### WORK REQUIRED
Reproduce the listing below without changes, except that pictures are left out.

Start of THE DATA

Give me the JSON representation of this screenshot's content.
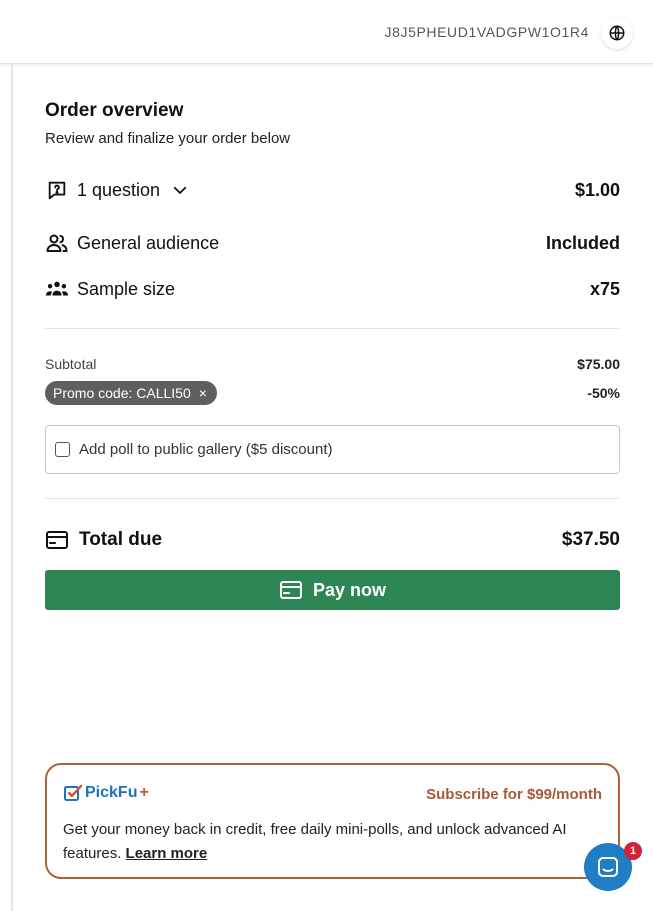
{
  "header": {
    "order_id": "J8J5PHEUD1VADGPW1O1R4",
    "language_icon": "globe-icon"
  },
  "order": {
    "title": "Order overview",
    "subtitle": "Review and finalize your order below",
    "questions_label": "1 question",
    "questions_price": "$1.00",
    "audience_label": "General audience",
    "audience_value": "Included",
    "sample_label": "Sample size",
    "sample_value": "x75"
  },
  "summary": {
    "subtotal_label": "Subtotal",
    "subtotal_value": "$75.00",
    "promo_label": "Promo code: CALLI50",
    "promo_remove": "×",
    "promo_value": "-50%",
    "gallery_label": "Add poll to public gallery ($5 discount)",
    "gallery_checked": false,
    "total_label": "Total due",
    "total_value": "$37.50",
    "pay_label": "Pay now"
  },
  "upsell": {
    "brand_name": "PickFu",
    "brand_plus": "+",
    "subscribe_label": "Subscribe for $99/month",
    "description": "Get your money back in credit, free daily mini-polls, and unlock advanced AI features.",
    "learn_more": "Learn more"
  },
  "chat": {
    "badge_count": "1"
  },
  "colors": {
    "accent_green": "#2e8655",
    "upsell_border": "#b15e3a",
    "brand_blue": "#1e73be",
    "chat_blue": "#1f7ec4",
    "badge_red": "#d4213a"
  }
}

End of THE DATA

### ANSWER FOR THE TASK
Give me the JSON representation of this screenshot's content.
{
  "header": {
    "order_id": "J8J5PHEUD1VADGPW1O1R4",
    "language_icon": "globe-icon"
  },
  "order": {
    "title": "Order overview",
    "subtitle": "Review and finalize your order below",
    "questions_label": "1 question",
    "questions_price": "$1.00",
    "audience_label": "General audience",
    "audience_value": "Included",
    "sample_label": "Sample size",
    "sample_value": "x75"
  },
  "summary": {
    "subtotal_label": "Subtotal",
    "subtotal_value": "$75.00",
    "promo_label": "Promo code: CALLI50",
    "promo_remove": "×",
    "promo_value": "-50%",
    "gallery_label": "Add poll to public gallery ($5 discount)",
    "gallery_checked": false,
    "total_label": "Total due",
    "total_value": "$37.50",
    "pay_label": "Pay now"
  },
  "upsell": {
    "brand_name": "PickFu",
    "brand_plus": "+",
    "subscribe_label": "Subscribe for $99/month",
    "description": "Get your money back in credit, free daily mini-polls, and unlock advanced AI features.",
    "learn_more": "Learn more"
  },
  "chat": {
    "badge_count": "1"
  },
  "colors": {
    "accent_green": "#2e8655",
    "upsell_border": "#b15e3a",
    "brand_blue": "#1e73be",
    "chat_blue": "#1f7ec4",
    "badge_red": "#d4213a"
  }
}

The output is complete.